Scan the records for the word "dashed". Copy each line that includes it.

* Begin Extracted data *

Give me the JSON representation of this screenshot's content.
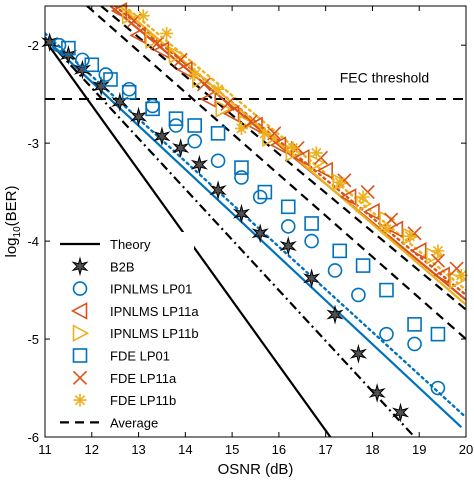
{
  "chart_data": {
    "type": "line",
    "xlabel": "OSNR   (dB)",
    "ylabel": "log",
    "ylabel_sub": "10",
    "ylabel_tail": "(BER)",
    "xlim": [
      11,
      20
    ],
    "ylim": [
      -6,
      -1.6
    ],
    "xticks": [
      11,
      12,
      13,
      14,
      15,
      16,
      17,
      18,
      19,
      20
    ],
    "xtick_labels": [
      "11",
      "12",
      "13",
      "14",
      "15",
      "16",
      "17",
      "18",
      "19",
      "20"
    ],
    "yticks": [
      -6,
      -5,
      -4,
      -3,
      -2
    ],
    "ytick_labels": [
      "-6",
      "-5",
      "-4",
      "-3",
      "-2"
    ],
    "grid": false,
    "legend_position": "bottom-left",
    "annotations": [
      {
        "text": "FEC threshold",
        "x": 17.3,
        "y": -2.38
      }
    ],
    "threshold": {
      "y": -2.55,
      "style": "dashed"
    },
    "lines": [
      {
        "name": "Theory",
        "color": "#000000",
        "dash": "solid",
        "x": [
          11,
          17.1
        ],
        "y": [
          -1.95,
          -6.0
        ]
      },
      {
        "name": "B2B fit",
        "color": "#000000",
        "dash": "dashdot",
        "x": [
          11,
          18.9
        ],
        "y": [
          -1.92,
          -6.0
        ]
      },
      {
        "name": "IPNLMS LP01 fit",
        "color": "#0072BD",
        "dash": "solid",
        "x": [
          11,
          19.9
        ],
        "y": [
          -1.93,
          -5.9
        ]
      },
      {
        "name": "FDE LP01 fit",
        "color": "#0072BD",
        "dash": "dotted",
        "x": [
          11,
          20
        ],
        "y": [
          -1.88,
          -5.8
        ]
      },
      {
        "name": "IPNLMS LP11a fit",
        "color": "#D95319",
        "dash": "solid",
        "x": [
          12.4,
          20
        ],
        "y": [
          -1.6,
          -4.6
        ]
      },
      {
        "name": "FDE LP11a fit",
        "color": "#D95319",
        "dash": "dotted",
        "x": [
          12.5,
          20
        ],
        "y": [
          -1.6,
          -4.55
        ]
      },
      {
        "name": "IPNLMS LP11b fit",
        "color": "#EDB120",
        "dash": "solid",
        "x": [
          12.6,
          20
        ],
        "y": [
          -1.6,
          -4.65
        ]
      },
      {
        "name": "FDE LP11b fit",
        "color": "#EDB120",
        "dash": "dotted",
        "x": [
          12.7,
          20
        ],
        "y": [
          -1.6,
          -4.5
        ]
      },
      {
        "name": "Average",
        "color": "#000000",
        "dash": "dashed",
        "x": [
          11.9,
          20
        ],
        "y": [
          -1.6,
          -5.0
        ]
      },
      {
        "name": "Average upper",
        "color": "#000000",
        "dash": "dashed",
        "x": [
          12.2,
          20
        ],
        "y": [
          -1.6,
          -4.7
        ]
      }
    ],
    "series": [
      {
        "name": "B2B",
        "marker": "star6",
        "color": "#000000",
        "fill": "#505050",
        "x": [
          11.1,
          11.5,
          11.8,
          12.2,
          12.6,
          13.0,
          13.5,
          13.9,
          14.3,
          14.7,
          15.2,
          15.6,
          16.2,
          16.7,
          17.2,
          17.7,
          18.1,
          18.6
        ],
        "y": [
          -1.97,
          -2.1,
          -2.25,
          -2.42,
          -2.58,
          -2.73,
          -2.93,
          -3.05,
          -3.22,
          -3.48,
          -3.72,
          -3.92,
          -4.05,
          -4.38,
          -4.75,
          -5.15,
          -5.55,
          -5.75
        ]
      },
      {
        "name": "IPNLMS LP01",
        "marker": "circle",
        "color": "#0072BD",
        "x": [
          11.3,
          11.8,
          12.3,
          12.8,
          13.3,
          13.8,
          14.2,
          14.7,
          15.2,
          15.6,
          16.2,
          16.7,
          17.2,
          17.7,
          18.3,
          18.9,
          19.4
        ],
        "y": [
          -2.0,
          -2.15,
          -2.3,
          -2.45,
          -2.62,
          -2.82,
          -2.98,
          -3.18,
          -3.35,
          -3.55,
          -3.85,
          -4.0,
          -4.3,
          -4.55,
          -4.95,
          -5.05,
          -5.5
        ]
      },
      {
        "name": "IPNLMS LP11a",
        "marker": "triangle-left",
        "color": "#D95319",
        "x": [
          12.6,
          13.0,
          13.5,
          14.0,
          14.5,
          15.0,
          15.5,
          16.0,
          16.5,
          17.0,
          17.5,
          18.0,
          18.5,
          19.0,
          19.5
        ],
        "y": [
          -1.65,
          -1.9,
          -2.05,
          -2.25,
          -2.55,
          -2.7,
          -2.82,
          -3.02,
          -3.15,
          -3.28,
          -3.55,
          -3.7,
          -3.88,
          -4.1,
          -4.35
        ]
      },
      {
        "name": "IPNLMS LP11b",
        "marker": "triangle-right",
        "color": "#EDB120",
        "x": [
          12.8,
          13.3,
          13.8,
          14.3,
          14.8,
          15.3,
          15.8,
          16.3,
          16.8,
          17.3,
          17.8,
          18.3,
          18.8,
          19.3,
          19.8
        ],
        "y": [
          -1.7,
          -1.95,
          -2.1,
          -2.35,
          -2.65,
          -2.8,
          -2.95,
          -3.1,
          -3.2,
          -3.4,
          -3.62,
          -3.78,
          -3.95,
          -4.15,
          -4.4
        ]
      },
      {
        "name": "FDE LP01",
        "marker": "square",
        "color": "#0072BD",
        "x": [
          11.5,
          12.0,
          12.4,
          12.8,
          13.3,
          13.8,
          14.2,
          14.7,
          15.2,
          15.7,
          16.2,
          16.7,
          17.3,
          17.8,
          18.3,
          18.9,
          19.4
        ],
        "y": [
          -2.03,
          -2.2,
          -2.35,
          -2.48,
          -2.65,
          -2.75,
          -2.82,
          -2.9,
          -3.25,
          -3.5,
          -3.65,
          -3.82,
          -4.1,
          -4.25,
          -4.5,
          -4.85,
          -4.95
        ]
      },
      {
        "name": "FDE LP11a",
        "marker": "x",
        "color": "#D95319",
        "x": [
          12.9,
          13.4,
          13.9,
          14.4,
          14.9,
          15.4,
          15.9,
          16.4,
          16.9,
          17.4,
          17.9,
          18.4,
          18.9,
          19.4,
          19.8
        ],
        "y": [
          -1.75,
          -1.98,
          -2.15,
          -2.4,
          -2.6,
          -2.78,
          -2.9,
          -3.05,
          -3.15,
          -3.38,
          -3.5,
          -3.78,
          -3.92,
          -4.2,
          -4.28
        ]
      },
      {
        "name": "FDE LP11b",
        "marker": "asterisk",
        "color": "#EDB120",
        "x": [
          13.1,
          13.6,
          14.2,
          14.7,
          15.2,
          15.7,
          16.3,
          16.8,
          17.3,
          17.8,
          18.3,
          18.8,
          19.4,
          19.9
        ],
        "y": [
          -1.7,
          -1.88,
          -2.3,
          -2.45,
          -2.85,
          -2.9,
          -3.05,
          -3.1,
          -3.4,
          -3.55,
          -3.88,
          -3.95,
          -4.1,
          -4.35
        ]
      }
    ],
    "legend": [
      {
        "label": "Theory",
        "kind": "line",
        "color": "#000000",
        "dash": "solid"
      },
      {
        "label": "B2B",
        "kind": "marker",
        "marker": "star6",
        "color": "#000000",
        "fill": "#505050"
      },
      {
        "label": "IPNLMS LP01",
        "kind": "marker",
        "marker": "circle",
        "color": "#0072BD"
      },
      {
        "label": "IPNLMS LP11a",
        "kind": "marker",
        "marker": "triangle-left",
        "color": "#D95319"
      },
      {
        "label": "IPNLMS LP11b",
        "kind": "marker",
        "marker": "triangle-right",
        "color": "#EDB120"
      },
      {
        "label": "FDE LP01",
        "kind": "marker",
        "marker": "square",
        "color": "#0072BD"
      },
      {
        "label": "FDE LP11a",
        "kind": "marker",
        "marker": "x",
        "color": "#D95319"
      },
      {
        "label": "FDE LP11b",
        "kind": "marker",
        "marker": "asterisk",
        "color": "#EDB120"
      },
      {
        "label": "Average",
        "kind": "line",
        "color": "#000000",
        "dash": "dashed"
      }
    ]
  }
}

* End Extracted data *

> _Completed task_
      "style": "dashed"
        "dash": "dashed",
        "dash": "dashed",
        "dash": "dashed"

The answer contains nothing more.